- EXERCISE -
From the listing below, count the lines where the string "Efficient" occurs. Give the number, with no other words.

- PROVIDED ENTRIES -
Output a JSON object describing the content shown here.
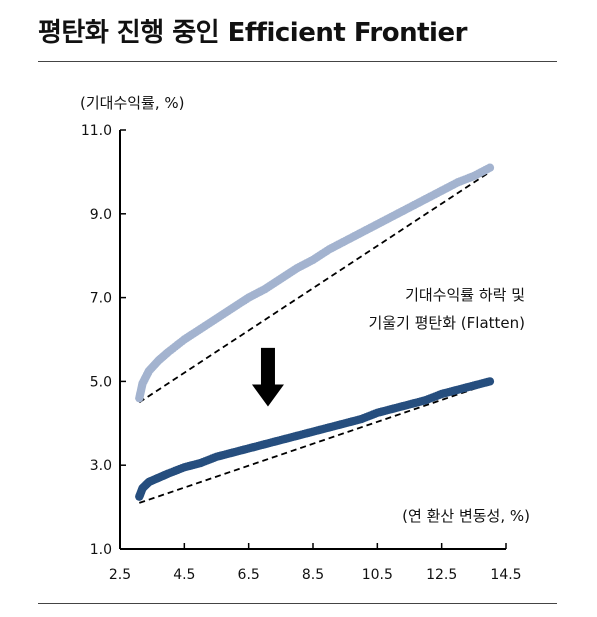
{
  "title": "평탄화 진행 중인 Efficient Frontier",
  "chart_data": {
    "type": "scatter",
    "title": "평탄화 진행 중인 Efficient Frontier",
    "ylabel": "(기대수익률, %)",
    "xlabel": "(연 환산 변동성, %)",
    "xlim": [
      2.5,
      14.5
    ],
    "ylim": [
      1.0,
      11.0
    ],
    "x_ticks": [
      "2.5",
      "4.5",
      "6.5",
      "8.5",
      "10.5",
      "12.5",
      "14.5"
    ],
    "y_ticks": [
      "1.0",
      "3.0",
      "5.0",
      "7.0",
      "9.0",
      "11.0"
    ],
    "grid": false,
    "annotation": [
      "기대수익률 하락 및",
      "기울기 평탄화 (Flatten)"
    ],
    "arrow": "down",
    "colors": {
      "upper": "#a3b3cf",
      "lower": "#264e7e",
      "line": "#000000"
    },
    "series": [
      {
        "x": [
          3.1,
          3.2,
          3.4,
          3.7,
          4.0,
          4.5,
          5.0,
          5.5,
          6.0,
          6.5,
          7.0,
          7.5,
          8.0,
          8.5,
          9.0,
          9.5,
          10.0,
          10.5,
          11.0,
          11.5,
          12.0,
          12.5,
          13.0,
          13.5,
          14.0
        ],
        "y": [
          4.6,
          4.95,
          5.25,
          5.5,
          5.7,
          6.0,
          6.25,
          6.5,
          6.75,
          7.0,
          7.2,
          7.45,
          7.7,
          7.9,
          8.15,
          8.35,
          8.55,
          8.75,
          8.95,
          9.15,
          9.35,
          9.55,
          9.75,
          9.9,
          10.1
        ]
      },
      {
        "x": [
          3.1,
          3.2,
          3.4,
          3.7,
          4.0,
          4.5,
          5.0,
          5.5,
          6.0,
          6.5,
          7.0,
          7.5,
          8.0,
          8.5,
          9.0,
          9.5,
          10.0,
          10.5,
          11.0,
          11.5,
          12.0,
          12.5,
          13.0,
          13.5,
          14.0
        ],
        "y": [
          2.25,
          2.45,
          2.6,
          2.7,
          2.8,
          2.95,
          3.05,
          3.2,
          3.3,
          3.4,
          3.5,
          3.6,
          3.7,
          3.8,
          3.9,
          4.0,
          4.1,
          4.25,
          4.35,
          4.45,
          4.55,
          4.7,
          4.8,
          4.9,
          5.0
        ]
      }
    ],
    "reference_lines": [
      {
        "x": [
          3.1,
          14.0
        ],
        "y": [
          4.5,
          10.0
        ]
      },
      {
        "x": [
          3.1,
          14.0
        ],
        "y": [
          2.1,
          4.95
        ]
      }
    ],
    "arrow_pos": {
      "x": 7.1,
      "y_from": 5.8,
      "y_to": 4.4
    }
  }
}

- TASK OUTPUT -
2